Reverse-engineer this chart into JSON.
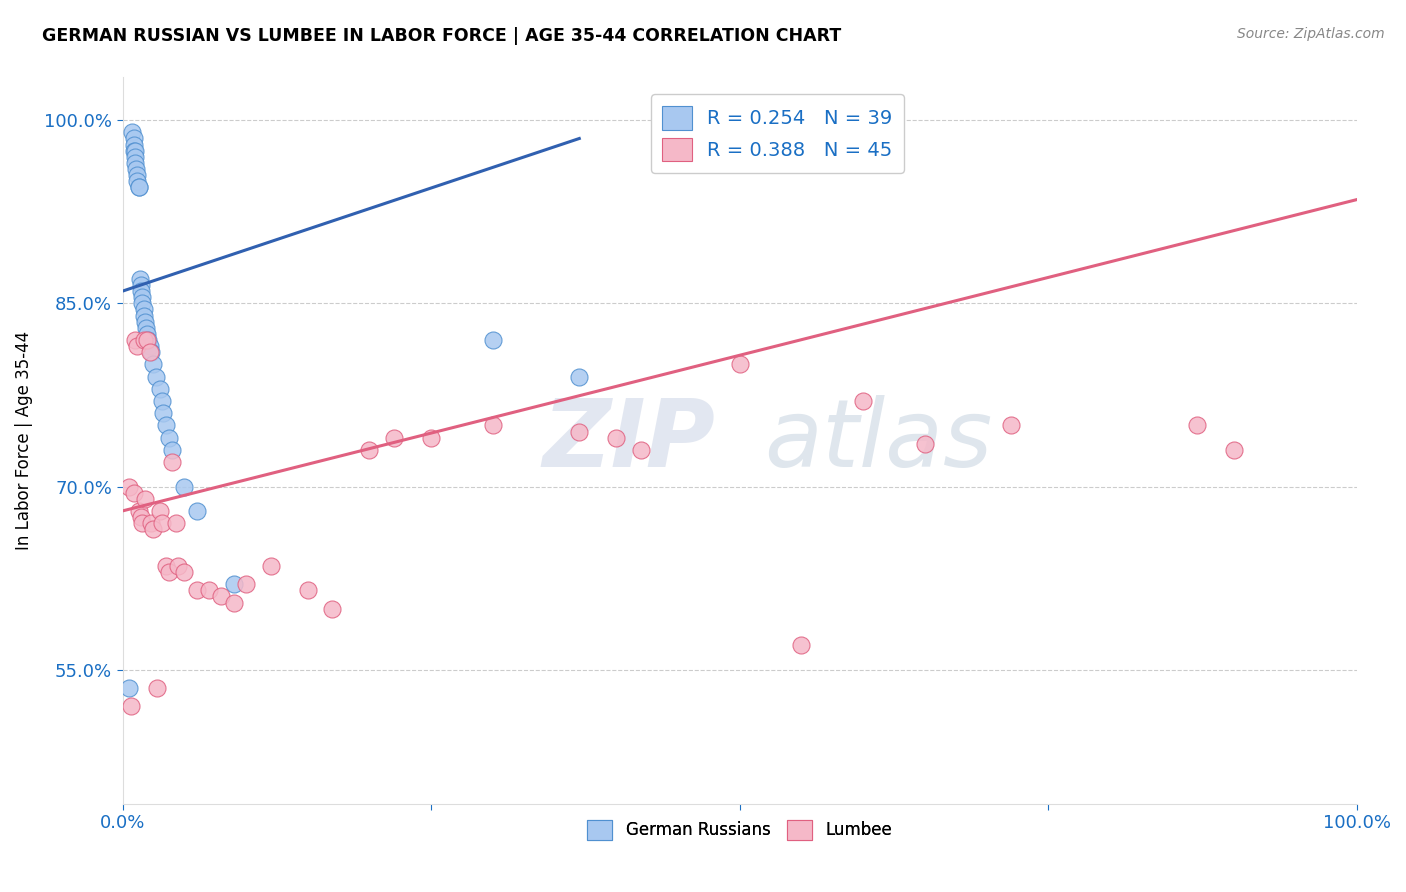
{
  "title": "GERMAN RUSSIAN VS LUMBEE IN LABOR FORCE | AGE 35-44 CORRELATION CHART",
  "source_text": "Source: ZipAtlas.com",
  "ylabel": "In Labor Force | Age 35-44",
  "xmin": 0.0,
  "xmax": 1.0,
  "ymin": 0.44,
  "ymax": 1.035,
  "xticks": [
    0.0,
    0.25,
    0.5,
    0.75,
    1.0
  ],
  "xticklabels": [
    "0.0%",
    "",
    "",
    "",
    "100.0%"
  ],
  "yticks": [
    0.55,
    0.7,
    0.85,
    1.0
  ],
  "yticklabels": [
    "55.0%",
    "70.0%",
    "85.0%",
    "100.0%"
  ],
  "grid_color": "#cccccc",
  "background_color": "#ffffff",
  "blue_color": "#a8c8f0",
  "pink_color": "#f5b8c8",
  "blue_edge_color": "#5090d0",
  "pink_edge_color": "#e06080",
  "blue_line_color": "#3060b0",
  "pink_line_color": "#e06080",
  "R_blue": 0.254,
  "N_blue": 39,
  "R_pink": 0.388,
  "N_pink": 45,
  "legend_bottom_labels": [
    "German Russians",
    "Lumbee"
  ],
  "watermark_zip": "ZIP",
  "watermark_atlas": "atlas",
  "blue_x": [
    0.005,
    0.008,
    0.009,
    0.009,
    0.009,
    0.01,
    0.01,
    0.01,
    0.011,
    0.012,
    0.012,
    0.013,
    0.013,
    0.014,
    0.015,
    0.015,
    0.016,
    0.016,
    0.017,
    0.017,
    0.018,
    0.019,
    0.02,
    0.021,
    0.022,
    0.023,
    0.025,
    0.027,
    0.03,
    0.032,
    0.033,
    0.035,
    0.038,
    0.04,
    0.05,
    0.06,
    0.09,
    0.3,
    0.37
  ],
  "blue_y": [
    0.535,
    0.99,
    0.985,
    0.98,
    0.975,
    0.975,
    0.97,
    0.965,
    0.96,
    0.955,
    0.95,
    0.945,
    0.945,
    0.87,
    0.865,
    0.86,
    0.855,
    0.85,
    0.845,
    0.84,
    0.835,
    0.83,
    0.825,
    0.82,
    0.815,
    0.81,
    0.8,
    0.79,
    0.78,
    0.77,
    0.76,
    0.75,
    0.74,
    0.73,
    0.7,
    0.68,
    0.62,
    0.82,
    0.79
  ],
  "pink_x": [
    0.005,
    0.007,
    0.009,
    0.01,
    0.012,
    0.013,
    0.015,
    0.016,
    0.017,
    0.018,
    0.02,
    0.022,
    0.023,
    0.025,
    0.028,
    0.03,
    0.032,
    0.035,
    0.038,
    0.04,
    0.043,
    0.045,
    0.05,
    0.06,
    0.07,
    0.08,
    0.09,
    0.1,
    0.12,
    0.15,
    0.17,
    0.2,
    0.22,
    0.25,
    0.3,
    0.37,
    0.4,
    0.42,
    0.5,
    0.55,
    0.6,
    0.65,
    0.72,
    0.87,
    0.9
  ],
  "pink_y": [
    0.7,
    0.52,
    0.695,
    0.82,
    0.815,
    0.68,
    0.675,
    0.67,
    0.82,
    0.69,
    0.82,
    0.81,
    0.67,
    0.665,
    0.535,
    0.68,
    0.67,
    0.635,
    0.63,
    0.72,
    0.67,
    0.635,
    0.63,
    0.615,
    0.615,
    0.61,
    0.605,
    0.62,
    0.635,
    0.615,
    0.6,
    0.73,
    0.74,
    0.74,
    0.75,
    0.745,
    0.74,
    0.73,
    0.8,
    0.57,
    0.77,
    0.735,
    0.75,
    0.75,
    0.73
  ],
  "blue_trendline_x": [
    0.0,
    0.37
  ],
  "pink_trendline_x": [
    0.0,
    1.0
  ]
}
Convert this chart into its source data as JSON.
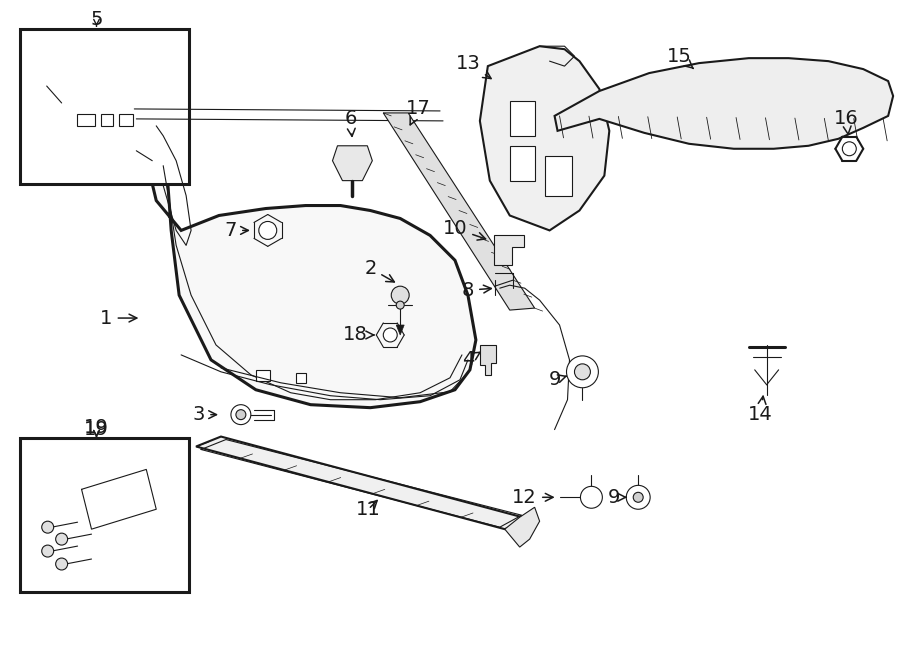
{
  "background_color": "#ffffff",
  "line_color": "#1a1a1a",
  "fig_width": 9.0,
  "fig_height": 6.61,
  "dpi": 100,
  "label_fontsize": 14,
  "label_fontsize_sm": 12,
  "lw_main": 1.5,
  "lw_thick": 2.2,
  "lw_thin": 0.8
}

Problem details
Exactly how many lines contain "into"? State the number and nothing else.

The result
2